Figure collection entries:
───

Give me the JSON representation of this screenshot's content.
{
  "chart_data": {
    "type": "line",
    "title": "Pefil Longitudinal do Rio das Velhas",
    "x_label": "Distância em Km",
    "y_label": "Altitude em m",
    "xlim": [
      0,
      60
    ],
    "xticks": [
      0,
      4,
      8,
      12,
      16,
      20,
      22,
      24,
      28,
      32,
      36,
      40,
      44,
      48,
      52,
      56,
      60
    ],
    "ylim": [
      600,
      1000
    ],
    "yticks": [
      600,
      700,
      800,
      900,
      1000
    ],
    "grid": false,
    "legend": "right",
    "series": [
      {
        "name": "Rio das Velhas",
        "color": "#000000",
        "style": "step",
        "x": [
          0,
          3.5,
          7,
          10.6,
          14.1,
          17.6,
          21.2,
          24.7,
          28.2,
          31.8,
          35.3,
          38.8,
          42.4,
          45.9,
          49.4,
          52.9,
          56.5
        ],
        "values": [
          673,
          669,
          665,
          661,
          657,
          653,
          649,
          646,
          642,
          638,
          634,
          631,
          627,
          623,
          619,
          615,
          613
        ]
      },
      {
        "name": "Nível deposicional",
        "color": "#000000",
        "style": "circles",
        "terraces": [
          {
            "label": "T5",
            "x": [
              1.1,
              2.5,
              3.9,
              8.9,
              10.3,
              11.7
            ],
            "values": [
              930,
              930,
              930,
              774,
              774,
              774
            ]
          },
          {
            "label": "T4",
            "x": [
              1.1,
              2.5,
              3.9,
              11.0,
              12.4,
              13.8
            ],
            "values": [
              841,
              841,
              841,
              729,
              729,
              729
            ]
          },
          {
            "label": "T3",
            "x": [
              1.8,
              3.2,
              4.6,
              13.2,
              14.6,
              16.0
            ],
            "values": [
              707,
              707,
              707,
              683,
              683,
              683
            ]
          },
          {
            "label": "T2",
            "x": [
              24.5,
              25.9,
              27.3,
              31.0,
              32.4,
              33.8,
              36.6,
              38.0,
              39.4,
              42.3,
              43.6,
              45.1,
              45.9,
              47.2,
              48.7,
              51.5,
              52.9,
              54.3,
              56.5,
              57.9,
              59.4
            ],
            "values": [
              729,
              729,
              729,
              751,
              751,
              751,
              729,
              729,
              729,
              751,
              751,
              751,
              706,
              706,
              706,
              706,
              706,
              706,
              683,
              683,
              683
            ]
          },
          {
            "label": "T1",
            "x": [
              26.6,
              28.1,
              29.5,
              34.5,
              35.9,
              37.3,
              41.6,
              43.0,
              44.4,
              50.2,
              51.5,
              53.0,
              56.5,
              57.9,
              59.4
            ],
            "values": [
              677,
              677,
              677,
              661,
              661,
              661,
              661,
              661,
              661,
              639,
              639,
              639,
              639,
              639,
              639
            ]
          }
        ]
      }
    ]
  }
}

───

Your task:
Which lines include "name"? Copy each of them out.

Response to the exercise:
        "name": "Rio das Velhas",
        "name": "Nível deposicional",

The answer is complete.